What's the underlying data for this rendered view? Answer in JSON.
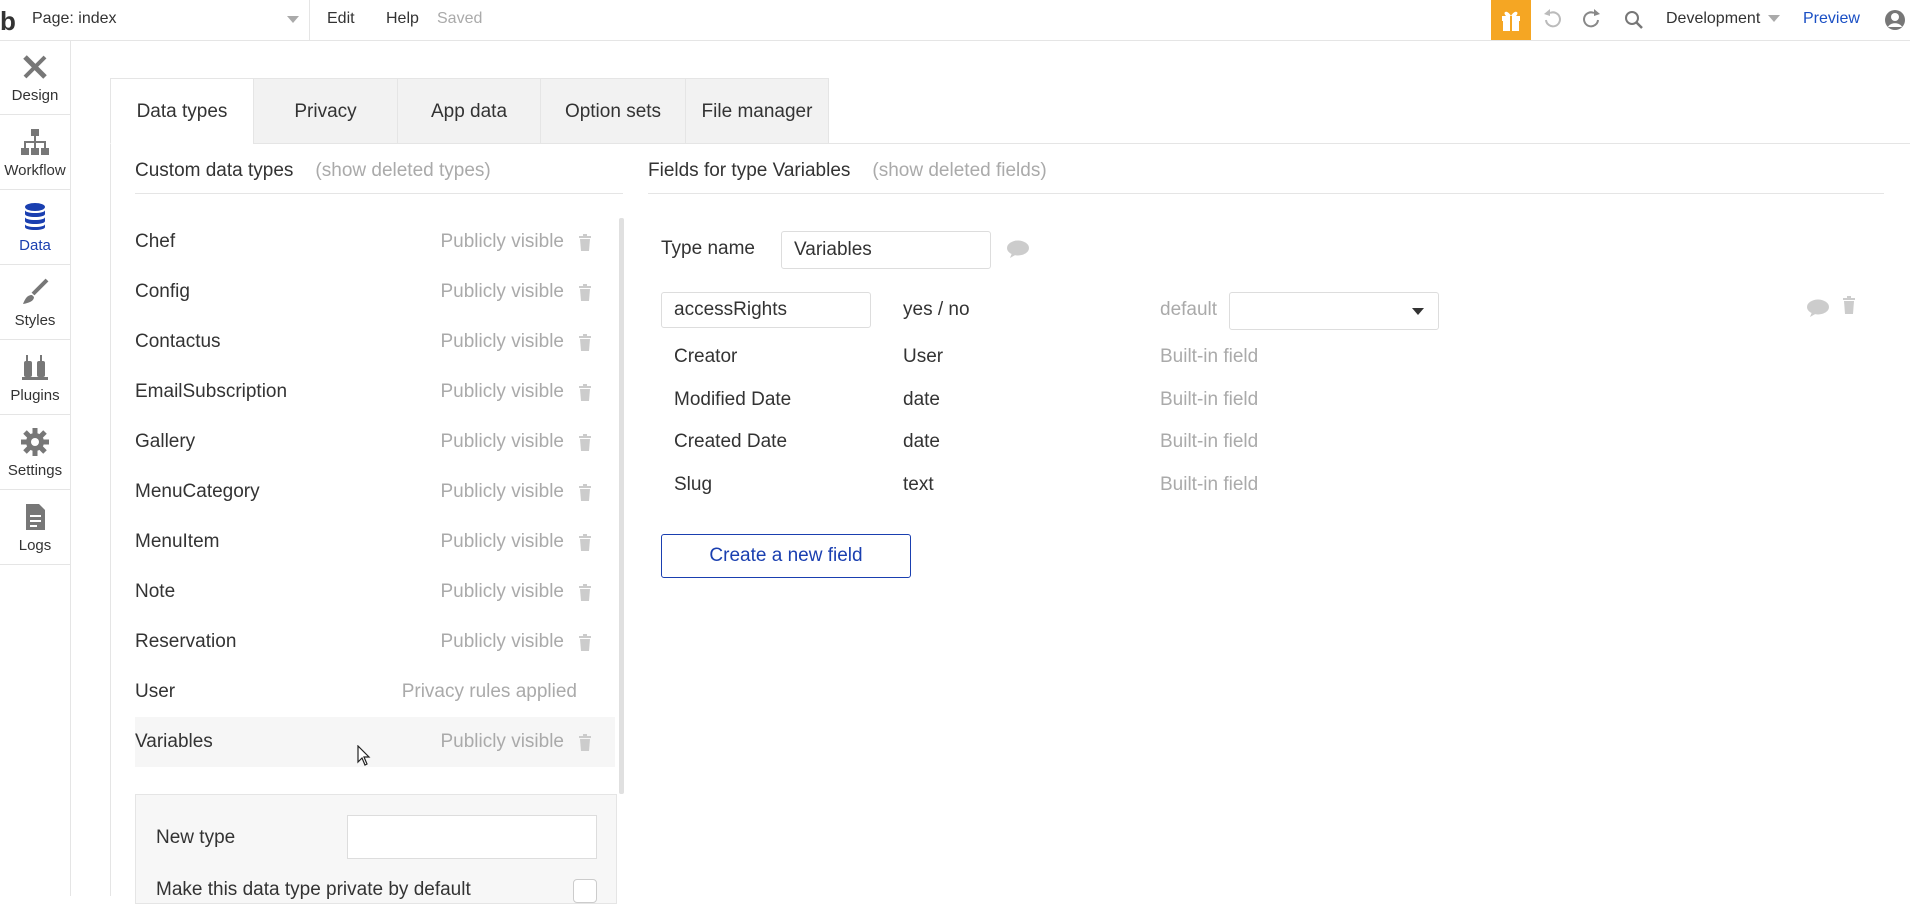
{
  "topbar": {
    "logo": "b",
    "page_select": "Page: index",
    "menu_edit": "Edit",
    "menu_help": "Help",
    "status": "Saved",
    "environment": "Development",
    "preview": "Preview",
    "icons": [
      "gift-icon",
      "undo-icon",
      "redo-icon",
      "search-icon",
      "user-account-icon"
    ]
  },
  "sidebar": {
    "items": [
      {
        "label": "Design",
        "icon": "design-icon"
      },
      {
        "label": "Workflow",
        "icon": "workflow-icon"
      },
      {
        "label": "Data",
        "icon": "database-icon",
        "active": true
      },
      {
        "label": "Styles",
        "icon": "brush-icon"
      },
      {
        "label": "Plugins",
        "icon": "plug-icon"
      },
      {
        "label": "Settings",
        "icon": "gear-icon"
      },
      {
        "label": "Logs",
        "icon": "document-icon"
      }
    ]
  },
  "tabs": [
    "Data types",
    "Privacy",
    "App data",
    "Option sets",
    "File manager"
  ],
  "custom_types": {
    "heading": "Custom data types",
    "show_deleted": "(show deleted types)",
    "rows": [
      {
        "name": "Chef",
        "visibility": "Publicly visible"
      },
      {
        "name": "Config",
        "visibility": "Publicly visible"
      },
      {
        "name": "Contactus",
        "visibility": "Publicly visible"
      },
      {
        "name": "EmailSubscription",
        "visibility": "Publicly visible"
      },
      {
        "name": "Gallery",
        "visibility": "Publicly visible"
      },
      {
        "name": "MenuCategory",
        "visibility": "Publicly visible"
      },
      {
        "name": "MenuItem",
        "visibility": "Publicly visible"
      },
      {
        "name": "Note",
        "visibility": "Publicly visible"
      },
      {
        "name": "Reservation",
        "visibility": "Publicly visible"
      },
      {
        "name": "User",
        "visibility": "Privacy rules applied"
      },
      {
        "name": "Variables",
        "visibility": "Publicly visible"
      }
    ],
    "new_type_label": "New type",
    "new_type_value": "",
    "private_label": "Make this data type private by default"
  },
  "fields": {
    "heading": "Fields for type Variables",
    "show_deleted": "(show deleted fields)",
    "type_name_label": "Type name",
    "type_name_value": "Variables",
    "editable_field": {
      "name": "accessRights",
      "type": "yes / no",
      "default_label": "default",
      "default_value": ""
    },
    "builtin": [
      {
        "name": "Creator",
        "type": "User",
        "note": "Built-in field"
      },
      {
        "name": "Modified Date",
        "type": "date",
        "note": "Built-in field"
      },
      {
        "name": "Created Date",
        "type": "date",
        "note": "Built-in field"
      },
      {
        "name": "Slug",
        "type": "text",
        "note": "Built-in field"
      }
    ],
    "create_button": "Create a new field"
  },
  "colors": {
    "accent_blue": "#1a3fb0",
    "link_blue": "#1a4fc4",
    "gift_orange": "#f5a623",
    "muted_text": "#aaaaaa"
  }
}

● **Goal**
Above are records to transcribe exactly; leave their pictures out.

● **Expected output**
What's the underlying data for this rendered view? Answer in JSON.
{
  "topbar": {
    "logo": "b",
    "page_select": "Page: index",
    "menu_edit": "Edit",
    "menu_help": "Help",
    "status": "Saved",
    "environment": "Development",
    "preview": "Preview",
    "icons": [
      "gift-icon",
      "undo-icon",
      "redo-icon",
      "search-icon",
      "user-account-icon"
    ]
  },
  "sidebar": {
    "items": [
      {
        "label": "Design",
        "icon": "design-icon"
      },
      {
        "label": "Workflow",
        "icon": "workflow-icon"
      },
      {
        "label": "Data",
        "icon": "database-icon",
        "active": true
      },
      {
        "label": "Styles",
        "icon": "brush-icon"
      },
      {
        "label": "Plugins",
        "icon": "plug-icon"
      },
      {
        "label": "Settings",
        "icon": "gear-icon"
      },
      {
        "label": "Logs",
        "icon": "document-icon"
      }
    ]
  },
  "tabs": [
    "Data types",
    "Privacy",
    "App data",
    "Option sets",
    "File manager"
  ],
  "custom_types": {
    "heading": "Custom data types",
    "show_deleted": "(show deleted types)",
    "rows": [
      {
        "name": "Chef",
        "visibility": "Publicly visible"
      },
      {
        "name": "Config",
        "visibility": "Publicly visible"
      },
      {
        "name": "Contactus",
        "visibility": "Publicly visible"
      },
      {
        "name": "EmailSubscription",
        "visibility": "Publicly visible"
      },
      {
        "name": "Gallery",
        "visibility": "Publicly visible"
      },
      {
        "name": "MenuCategory",
        "visibility": "Publicly visible"
      },
      {
        "name": "MenuItem",
        "visibility": "Publicly visible"
      },
      {
        "name": "Note",
        "visibility": "Publicly visible"
      },
      {
        "name": "Reservation",
        "visibility": "Publicly visible"
      },
      {
        "name": "User",
        "visibility": "Privacy rules applied"
      },
      {
        "name": "Variables",
        "visibility": "Publicly visible"
      }
    ],
    "new_type_label": "New type",
    "new_type_value": "",
    "private_label": "Make this data type private by default"
  },
  "fields": {
    "heading": "Fields for type Variables",
    "show_deleted": "(show deleted fields)",
    "type_name_label": "Type name",
    "type_name_value": "Variables",
    "editable_field": {
      "name": "accessRights",
      "type": "yes / no",
      "default_label": "default",
      "default_value": ""
    },
    "builtin": [
      {
        "name": "Creator",
        "type": "User",
        "note": "Built-in field"
      },
      {
        "name": "Modified Date",
        "type": "date",
        "note": "Built-in field"
      },
      {
        "name": "Created Date",
        "type": "date",
        "note": "Built-in field"
      },
      {
        "name": "Slug",
        "type": "text",
        "note": "Built-in field"
      }
    ],
    "create_button": "Create a new field"
  },
  "colors": {
    "accent_blue": "#1a3fb0",
    "link_blue": "#1a4fc4",
    "gift_orange": "#f5a623",
    "muted_text": "#aaaaaa"
  }
}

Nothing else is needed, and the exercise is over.